Search the material below for the string "leave" and extract each line that has it.

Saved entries
........
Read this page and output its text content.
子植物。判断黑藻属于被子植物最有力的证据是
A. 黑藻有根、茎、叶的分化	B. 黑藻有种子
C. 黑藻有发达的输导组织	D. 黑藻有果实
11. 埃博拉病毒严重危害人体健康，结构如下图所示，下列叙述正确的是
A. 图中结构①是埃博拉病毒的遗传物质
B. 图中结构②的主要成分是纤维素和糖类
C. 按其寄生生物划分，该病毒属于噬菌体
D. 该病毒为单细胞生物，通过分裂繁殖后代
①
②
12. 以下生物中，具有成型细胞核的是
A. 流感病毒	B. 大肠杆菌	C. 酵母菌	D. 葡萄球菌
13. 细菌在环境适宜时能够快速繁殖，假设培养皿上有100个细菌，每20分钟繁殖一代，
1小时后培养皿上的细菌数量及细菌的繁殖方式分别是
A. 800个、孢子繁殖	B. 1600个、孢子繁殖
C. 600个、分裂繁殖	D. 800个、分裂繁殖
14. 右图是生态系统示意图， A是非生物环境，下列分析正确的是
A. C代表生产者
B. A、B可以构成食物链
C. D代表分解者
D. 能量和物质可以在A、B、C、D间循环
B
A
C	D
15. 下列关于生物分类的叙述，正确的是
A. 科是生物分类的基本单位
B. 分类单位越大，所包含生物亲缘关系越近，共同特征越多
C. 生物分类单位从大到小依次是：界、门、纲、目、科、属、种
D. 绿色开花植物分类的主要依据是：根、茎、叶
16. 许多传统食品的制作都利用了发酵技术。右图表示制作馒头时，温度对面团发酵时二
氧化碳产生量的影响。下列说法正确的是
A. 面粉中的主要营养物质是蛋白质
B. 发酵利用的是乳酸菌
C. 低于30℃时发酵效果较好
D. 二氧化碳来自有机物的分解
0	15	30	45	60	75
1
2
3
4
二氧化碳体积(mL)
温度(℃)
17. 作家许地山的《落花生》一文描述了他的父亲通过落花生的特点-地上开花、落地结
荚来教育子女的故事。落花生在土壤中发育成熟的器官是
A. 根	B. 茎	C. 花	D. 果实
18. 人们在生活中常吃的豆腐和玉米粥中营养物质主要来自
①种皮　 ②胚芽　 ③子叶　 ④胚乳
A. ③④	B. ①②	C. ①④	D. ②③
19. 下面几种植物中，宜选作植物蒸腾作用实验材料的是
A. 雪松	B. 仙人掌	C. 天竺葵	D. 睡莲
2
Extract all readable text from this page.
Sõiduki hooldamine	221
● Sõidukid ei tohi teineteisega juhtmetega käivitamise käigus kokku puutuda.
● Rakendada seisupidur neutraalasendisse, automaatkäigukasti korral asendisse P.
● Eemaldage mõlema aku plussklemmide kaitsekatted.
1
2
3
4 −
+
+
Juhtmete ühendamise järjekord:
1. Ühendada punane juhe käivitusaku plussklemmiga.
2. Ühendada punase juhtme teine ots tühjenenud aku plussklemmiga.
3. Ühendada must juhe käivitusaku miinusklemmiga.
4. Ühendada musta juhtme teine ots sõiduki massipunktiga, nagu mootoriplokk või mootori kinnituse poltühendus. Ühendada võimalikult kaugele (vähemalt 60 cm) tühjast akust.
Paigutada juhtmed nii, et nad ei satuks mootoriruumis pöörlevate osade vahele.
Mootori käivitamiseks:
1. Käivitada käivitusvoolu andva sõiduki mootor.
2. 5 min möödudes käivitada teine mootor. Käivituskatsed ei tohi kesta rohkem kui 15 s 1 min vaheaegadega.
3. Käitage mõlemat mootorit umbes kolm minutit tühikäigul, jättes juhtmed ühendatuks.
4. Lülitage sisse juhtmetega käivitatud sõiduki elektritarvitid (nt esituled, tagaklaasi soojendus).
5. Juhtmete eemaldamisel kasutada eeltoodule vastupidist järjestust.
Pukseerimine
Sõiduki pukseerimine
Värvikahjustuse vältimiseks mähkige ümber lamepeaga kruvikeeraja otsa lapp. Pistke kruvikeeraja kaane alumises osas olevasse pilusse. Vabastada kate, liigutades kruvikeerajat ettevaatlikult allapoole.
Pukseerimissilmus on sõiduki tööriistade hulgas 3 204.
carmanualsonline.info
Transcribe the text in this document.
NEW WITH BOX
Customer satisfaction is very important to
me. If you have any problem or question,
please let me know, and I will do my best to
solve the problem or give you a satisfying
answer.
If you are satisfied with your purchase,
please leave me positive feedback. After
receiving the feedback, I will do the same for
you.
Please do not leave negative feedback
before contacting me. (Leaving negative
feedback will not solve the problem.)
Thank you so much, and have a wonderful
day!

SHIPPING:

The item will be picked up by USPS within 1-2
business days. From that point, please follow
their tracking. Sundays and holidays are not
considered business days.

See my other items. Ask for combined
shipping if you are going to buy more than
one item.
........
* Solution to this task
please leave me positive feedback. After
Please do not leave negative feedback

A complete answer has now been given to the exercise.